**Text section**
** BEGIN **

A change in the way that utility customers in Connecticut are compensated for the excess energy that they generate is pitting solar advocates against the utilities and drawing the state into a battle that has been playing out across the United States

Stephen Pelton’s EcoSmart Home Services in Berlin, Connecticut, expanded into installing rooftop solar panels about eight years ago, an outgrowth of work making houses more energy efficient. But now that the state is discontinuing one of its solar incentives, he is worried.

A change in the way that utility customers are compensated for the excess energy that they generate is pitting solar advocates against the utilities and drawing the state into a battle that has been playing out across the United States.

Advocates argue solar energy will become less financially attractive just as the state is aiming to use more renewable fuel not less. Utilities, worried about consumers buying less electricity from the electric grid, are trying to put a dent in the solar business, they say. In Connecticut, only 1.5% of the state's electricity comes from solar energy, according to the Solar Energy Industries Association.

Utilities counter that new billing system will be fairer to all of their customers, an argument being made throughout the country. Without a change solar customers pay less of the cost of the electric grid’s upkeep, they say.

For Pelton, the company’s chief executive officer, the policy shift foreshadows fewer customers for solar installations. If the law takes effect later this year, the company would focus instead on energy efficiency and other home improvements, but EcoSmart Home Services would likely lose four or five people from its staff of about 30, he said.

“Unless the state comes up with a plan and puts something in place for the long term then we're going to have a problem with solar going back to a small niche market,” Pelton said.

Frequent and Longer Power Outages
Customers in Connecticut now sell their unused solar energy to the grid at the retail rate and are billed only for their net energy use, a practice called net metering. The state last year decided to phase out that system in favor of new rates, called tariffs, at which utilities would buy energy and renewable energy credits. Consumers would be offered two options: the “buy-all, sell-all” choice in which they would sell all of the solar power they generate at a rate set by state’s Public Utilities Regulatory Authority and buy back what they need at the retail rate, and a second choice in which the utility would buy unused energy in a time period to be set by the authority.

** END **

Element region lines:
** BEGIN **

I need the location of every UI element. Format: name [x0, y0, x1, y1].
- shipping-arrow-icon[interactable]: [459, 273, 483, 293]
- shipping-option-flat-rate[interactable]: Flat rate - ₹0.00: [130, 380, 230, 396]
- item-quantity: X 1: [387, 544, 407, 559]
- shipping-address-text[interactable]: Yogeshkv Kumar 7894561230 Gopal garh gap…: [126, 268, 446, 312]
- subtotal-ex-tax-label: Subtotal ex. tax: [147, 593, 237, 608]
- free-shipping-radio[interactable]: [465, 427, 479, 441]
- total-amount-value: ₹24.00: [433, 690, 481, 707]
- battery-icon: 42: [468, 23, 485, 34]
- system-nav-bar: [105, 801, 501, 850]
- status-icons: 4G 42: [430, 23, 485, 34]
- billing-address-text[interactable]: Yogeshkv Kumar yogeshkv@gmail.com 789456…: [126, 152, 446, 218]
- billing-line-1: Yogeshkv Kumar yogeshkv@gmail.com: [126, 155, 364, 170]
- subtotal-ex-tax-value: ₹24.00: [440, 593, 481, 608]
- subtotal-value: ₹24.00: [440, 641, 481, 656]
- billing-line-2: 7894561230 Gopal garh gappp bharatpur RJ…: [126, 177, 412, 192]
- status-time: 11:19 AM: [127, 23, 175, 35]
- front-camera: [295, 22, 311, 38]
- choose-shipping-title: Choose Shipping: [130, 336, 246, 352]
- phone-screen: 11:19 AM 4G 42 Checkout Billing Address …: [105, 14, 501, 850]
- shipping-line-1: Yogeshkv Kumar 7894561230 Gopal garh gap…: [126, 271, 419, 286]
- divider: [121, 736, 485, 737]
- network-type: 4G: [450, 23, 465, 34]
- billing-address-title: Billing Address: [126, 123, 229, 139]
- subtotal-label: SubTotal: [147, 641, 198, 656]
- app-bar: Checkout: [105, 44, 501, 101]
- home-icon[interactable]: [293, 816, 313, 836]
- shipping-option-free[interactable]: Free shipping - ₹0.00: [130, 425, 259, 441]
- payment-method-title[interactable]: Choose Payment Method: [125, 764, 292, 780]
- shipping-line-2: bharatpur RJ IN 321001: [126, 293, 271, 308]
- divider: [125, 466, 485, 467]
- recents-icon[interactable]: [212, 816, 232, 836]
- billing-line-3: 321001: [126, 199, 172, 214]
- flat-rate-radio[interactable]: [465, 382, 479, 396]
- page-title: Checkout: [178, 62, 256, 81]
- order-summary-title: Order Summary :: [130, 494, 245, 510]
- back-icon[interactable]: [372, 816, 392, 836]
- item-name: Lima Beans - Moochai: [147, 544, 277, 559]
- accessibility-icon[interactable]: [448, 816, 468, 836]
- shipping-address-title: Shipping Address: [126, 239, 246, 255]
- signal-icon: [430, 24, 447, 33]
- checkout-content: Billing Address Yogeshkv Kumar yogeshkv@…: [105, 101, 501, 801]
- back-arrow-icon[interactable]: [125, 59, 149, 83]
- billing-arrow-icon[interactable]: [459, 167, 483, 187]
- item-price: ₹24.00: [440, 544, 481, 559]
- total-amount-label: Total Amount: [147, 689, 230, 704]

** END **

**Required actions**
• A. Transcribe the part of the Connecticut solar text that opens with the words containing "A change in the way that utility customers in" and closes with "the United States.".
• B. List every organization the Connecticut solar text refers to by its proper name.

**Complete answers**
• A.
A change in the way that utility customers in Connecticut are compensated for the excess energy that they generate is pitting solar advocates against the utilities and drawing the state into a battle that has been playing out across the United States

Stephen Pelton’s EcoSmart Home Services in Berlin, Connecticut, expanded into installing rooftop solar panels about eight years ago, an outgrowth of work making houses more energy efficient. But now that the state is discontinuing one of its solar incentives, he is worried.

A change in the way that utility customers are compensated for the excess energy that they generate is pitting solar advocates against the utilities and drawing the state into a battle that has been playing out across the United States.

• B.
EcoSmart Home Services
Solar Energy Industries Association
Public Utilities Regulatory Authority